>> Begin DATA EXCERPTS

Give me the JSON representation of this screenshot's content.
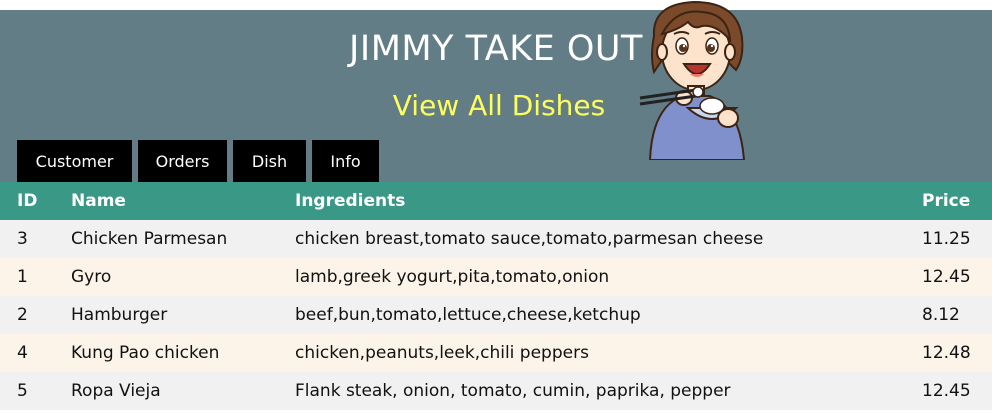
{
  "header": {
    "title": "JIMMY TAKE OUT",
    "subtitle": "View All Dishes",
    "mascot_icon": "chef-eating-rice-icon"
  },
  "nav": {
    "items": [
      {
        "label": "Customer"
      },
      {
        "label": "Orders"
      },
      {
        "label": "Dish"
      },
      {
        "label": "Info"
      }
    ]
  },
  "table": {
    "columns": [
      "ID",
      "Name",
      "Ingredients",
      "Price"
    ],
    "rows": [
      {
        "id": "3",
        "name": "Chicken Parmesan",
        "ingredients": "chicken breast,tomato sauce,tomato,parmesan cheese",
        "price": "11.25"
      },
      {
        "id": "1",
        "name": "Gyro",
        "ingredients": "lamb,greek yogurt,pita,tomato,onion",
        "price": "12.45"
      },
      {
        "id": "2",
        "name": "Hamburger",
        "ingredients": "beef,bun,tomato,lettuce,cheese,ketchup",
        "price": "8.12"
      },
      {
        "id": "4",
        "name": "Kung Pao chicken",
        "ingredients": "chicken,peanuts,leek,chili peppers",
        "price": "12.48"
      },
      {
        "id": "5",
        "name": "Ropa Vieja",
        "ingredients": "Flank steak, onion, tomato, cumin, paprika, pepper",
        "price": "12.45"
      }
    ]
  },
  "colors": {
    "header_bg": "#637d87",
    "subtitle": "#ffff5c",
    "table_header_bg": "#3a9886",
    "row_odd": "#f1f1f1",
    "row_even": "#fcf4e8",
    "nav_bg": "#000000"
  }
}
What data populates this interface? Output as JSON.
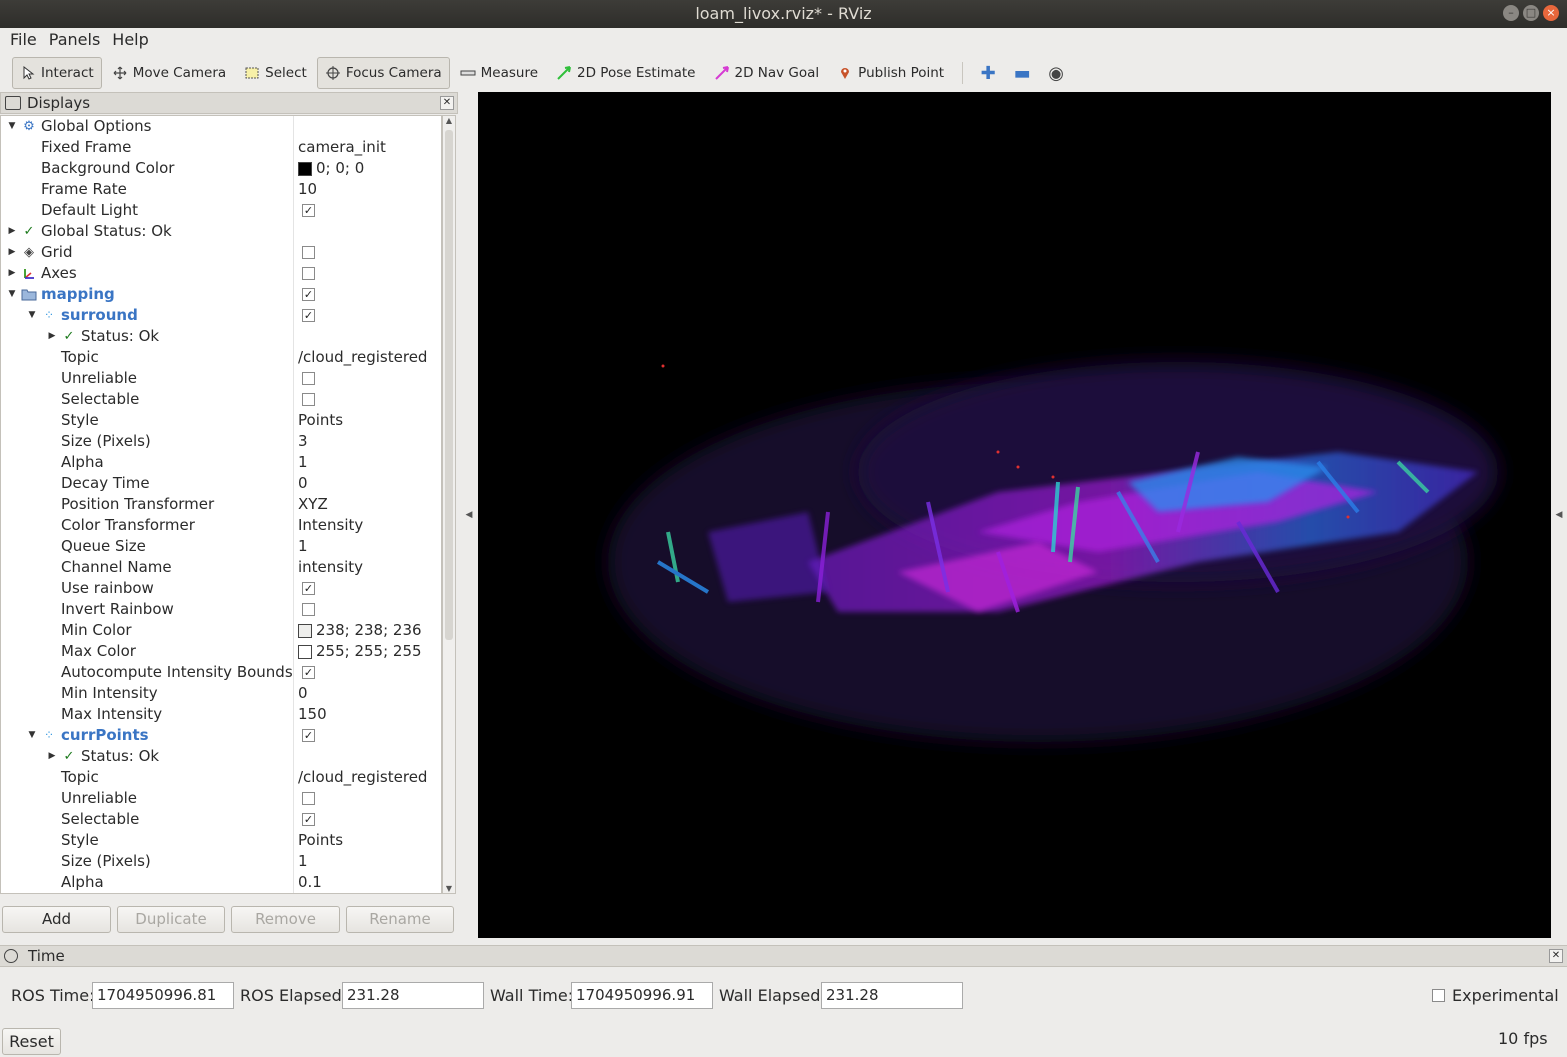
{
  "window": {
    "title": "loam_livox.rviz* - RViz"
  },
  "menubar": {
    "items": [
      "File",
      "Panels",
      "Help"
    ]
  },
  "toolbar": {
    "tools": [
      {
        "label": "Interact",
        "icon": "cursor-icon",
        "active": true
      },
      {
        "label": "Move Camera",
        "icon": "move-camera-icon",
        "active": false
      },
      {
        "label": "Select",
        "icon": "select-box-icon",
        "active": false
      },
      {
        "label": "Focus Camera",
        "icon": "focus-camera-icon",
        "active": true
      },
      {
        "label": "Measure",
        "icon": "ruler-icon",
        "active": false
      },
      {
        "label": "2D Pose Estimate",
        "icon": "green-arrow-icon",
        "active": false
      },
      {
        "label": "2D Nav Goal",
        "icon": "pink-arrow-icon",
        "active": false
      },
      {
        "label": "Publish Point",
        "icon": "map-pin-icon",
        "active": false
      }
    ]
  },
  "displays": {
    "title": "Displays",
    "rows": [
      {
        "indent": 0,
        "arrow": "down",
        "icon": "gear-icon",
        "name": "Global Options",
        "style": "normal",
        "value": ""
      },
      {
        "indent": 1,
        "arrow": "",
        "icon": "",
        "name": "Fixed Frame",
        "value": "camera_init"
      },
      {
        "indent": 1,
        "arrow": "",
        "icon": "",
        "name": "Background Color",
        "value": "0; 0; 0",
        "swatch": "#000000"
      },
      {
        "indent": 1,
        "arrow": "",
        "icon": "",
        "name": "Frame Rate",
        "value": "10"
      },
      {
        "indent": 1,
        "arrow": "",
        "icon": "",
        "name": "Default Light",
        "check": true
      },
      {
        "indent": 0,
        "arrow": "right",
        "icon": "checkmark-icon",
        "name": "Global Status: Ok",
        "value": ""
      },
      {
        "indent": 0,
        "arrow": "right",
        "icon": "grid-icon",
        "name": "Grid",
        "check": false
      },
      {
        "indent": 0,
        "arrow": "right",
        "icon": "axes-icon",
        "name": "Axes",
        "check": false
      },
      {
        "indent": 0,
        "arrow": "down",
        "icon": "folder-icon",
        "name": "mapping",
        "style": "folder",
        "check": true
      },
      {
        "indent": 1,
        "arrow": "down",
        "icon": "pointcloud-icon",
        "name": "surround",
        "style": "folder",
        "check": true
      },
      {
        "indent": 2,
        "arrow": "right",
        "icon": "checkmark-icon",
        "name": "Status: Ok",
        "value": ""
      },
      {
        "indent": 2,
        "arrow": "",
        "icon": "",
        "name": "Topic",
        "value": "/cloud_registered"
      },
      {
        "indent": 2,
        "arrow": "",
        "icon": "",
        "name": "Unreliable",
        "check": false
      },
      {
        "indent": 2,
        "arrow": "",
        "icon": "",
        "name": "Selectable",
        "check": false
      },
      {
        "indent": 2,
        "arrow": "",
        "icon": "",
        "name": "Style",
        "value": "Points"
      },
      {
        "indent": 2,
        "arrow": "",
        "icon": "",
        "name": "Size (Pixels)",
        "value": "3"
      },
      {
        "indent": 2,
        "arrow": "",
        "icon": "",
        "name": "Alpha",
        "value": "1"
      },
      {
        "indent": 2,
        "arrow": "",
        "icon": "",
        "name": "Decay Time",
        "value": "0"
      },
      {
        "indent": 2,
        "arrow": "",
        "icon": "",
        "name": "Position Transformer",
        "value": "XYZ"
      },
      {
        "indent": 2,
        "arrow": "",
        "icon": "",
        "name": "Color Transformer",
        "value": "Intensity"
      },
      {
        "indent": 2,
        "arrow": "",
        "icon": "",
        "name": "Queue Size",
        "value": "1"
      },
      {
        "indent": 2,
        "arrow": "",
        "icon": "",
        "name": "Channel Name",
        "value": "intensity"
      },
      {
        "indent": 2,
        "arrow": "",
        "icon": "",
        "name": "Use rainbow",
        "check": true
      },
      {
        "indent": 2,
        "arrow": "",
        "icon": "",
        "name": "Invert Rainbow",
        "check": false
      },
      {
        "indent": 2,
        "arrow": "",
        "icon": "",
        "name": "Min Color",
        "value": "238; 238; 236",
        "swatch": "#eeeeec"
      },
      {
        "indent": 2,
        "arrow": "",
        "icon": "",
        "name": "Max Color",
        "value": "255; 255; 255",
        "swatch": "#ffffff"
      },
      {
        "indent": 2,
        "arrow": "",
        "icon": "",
        "name": "Autocompute Intensity Bounds",
        "check": true
      },
      {
        "indent": 2,
        "arrow": "",
        "icon": "",
        "name": "Min Intensity",
        "value": "0"
      },
      {
        "indent": 2,
        "arrow": "",
        "icon": "",
        "name": "Max Intensity",
        "value": "150"
      },
      {
        "indent": 1,
        "arrow": "down",
        "icon": "pointcloud-icon",
        "name": "currPoints",
        "style": "folder",
        "check": true
      },
      {
        "indent": 2,
        "arrow": "right",
        "icon": "checkmark-icon",
        "name": "Status: Ok",
        "value": ""
      },
      {
        "indent": 2,
        "arrow": "",
        "icon": "",
        "name": "Topic",
        "value": "/cloud_registered"
      },
      {
        "indent": 2,
        "arrow": "",
        "icon": "",
        "name": "Unreliable",
        "check": false
      },
      {
        "indent": 2,
        "arrow": "",
        "icon": "",
        "name": "Selectable",
        "check": true
      },
      {
        "indent": 2,
        "arrow": "",
        "icon": "",
        "name": "Style",
        "value": "Points"
      },
      {
        "indent": 2,
        "arrow": "",
        "icon": "",
        "name": "Size (Pixels)",
        "value": "1"
      },
      {
        "indent": 2,
        "arrow": "",
        "icon": "",
        "name": "Alpha",
        "value": "0.1"
      }
    ],
    "buttons": {
      "add": "Add",
      "duplicate": "Duplicate",
      "remove": "Remove",
      "rename": "Rename"
    }
  },
  "time": {
    "title": "Time",
    "ros_time_label": "ROS Time:",
    "ros_time": "1704950996.81",
    "ros_elapsed_label": "ROS Elapsed:",
    "ros_elapsed": "231.28",
    "wall_time_label": "Wall Time:",
    "wall_time": "1704950996.91",
    "wall_elapsed_label": "Wall Elapsed:",
    "wall_elapsed": "231.28",
    "experimental_label": "Experimental",
    "reset_label": "Reset",
    "fps": "10 fps"
  },
  "colors": {
    "accent": "#3a75c4",
    "view_background": "#000000"
  }
}
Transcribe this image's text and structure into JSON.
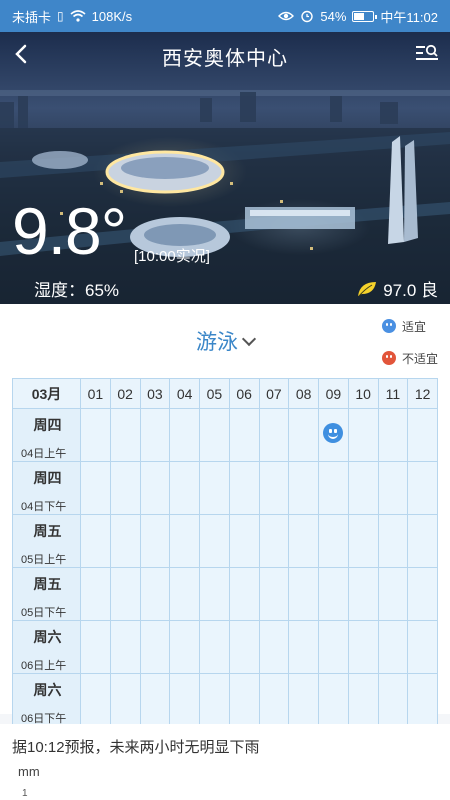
{
  "status_bar": {
    "carrier": "未插卡",
    "network_speed": "108K/s",
    "battery": "54%",
    "battery_level": 0.54,
    "time": "中午11:02"
  },
  "header": {
    "title": "西安奥体中心",
    "back_icon": "chevron-left-icon",
    "search_icon": "list-search-icon"
  },
  "weather": {
    "temperature": "9.8°",
    "observation": "[10:00实况]",
    "humidity": "湿度：65%",
    "aqi": "97.0 良",
    "aqi_color": "#f5d22b"
  },
  "activity": {
    "title": "游泳",
    "legend": [
      {
        "label": "适宜",
        "icon": "smile-face-icon",
        "color": "#4a90e2"
      },
      {
        "label": "不适宜",
        "icon": "frown-face-icon",
        "color": "#e2553a"
      }
    ],
    "month": "03月",
    "hours": [
      "01",
      "02",
      "03",
      "04",
      "05",
      "06",
      "07",
      "08",
      "09",
      "10",
      "11",
      "12"
    ],
    "rows": [
      {
        "weekday": "周四",
        "period": "04日上午",
        "suitable_hour": "09"
      },
      {
        "weekday": "周四",
        "period": "04日下午",
        "suitable_hour": ""
      },
      {
        "weekday": "周五",
        "period": "05日上午",
        "suitable_hour": ""
      },
      {
        "weekday": "周五",
        "period": "05日下午",
        "suitable_hour": ""
      },
      {
        "weekday": "周六",
        "period": "06日上午",
        "suitable_hour": ""
      },
      {
        "weekday": "周六",
        "period": "06日下午",
        "suitable_hour": ""
      }
    ]
  },
  "rain": {
    "forecast_text": "据10:12预报，未来两小时无明显下雨",
    "unit": "mm",
    "first_tick": "1"
  }
}
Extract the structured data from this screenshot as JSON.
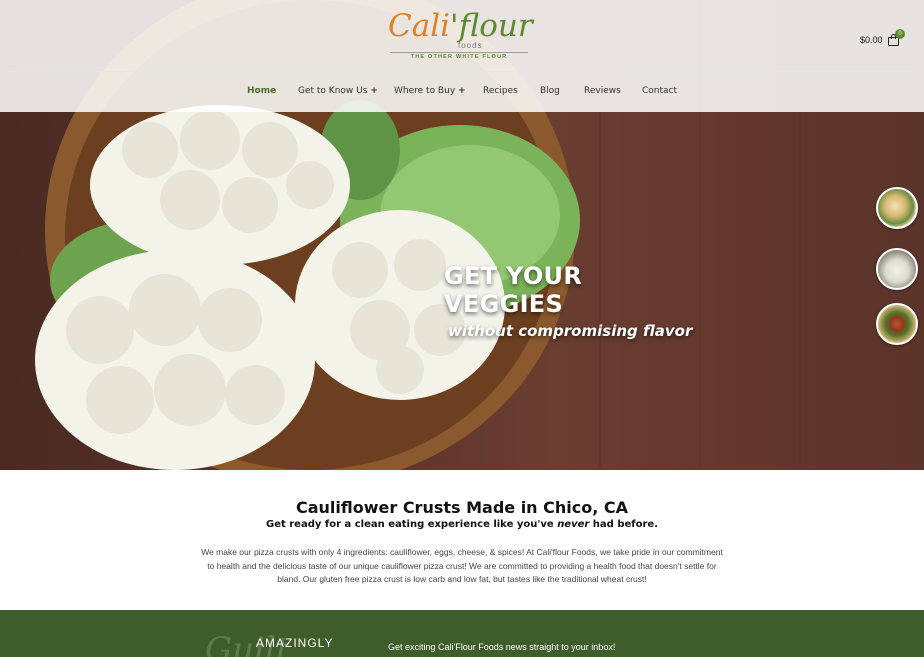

>> End DATA EXCERPTS

#### [REQUEST]
In the entries above, find each line with the string "screenshot" and copy it.

#### [TASK SOLUTION]
Give me the JSON representation of this screenshot's content.
Extract the structured data from this screenshot as JSON.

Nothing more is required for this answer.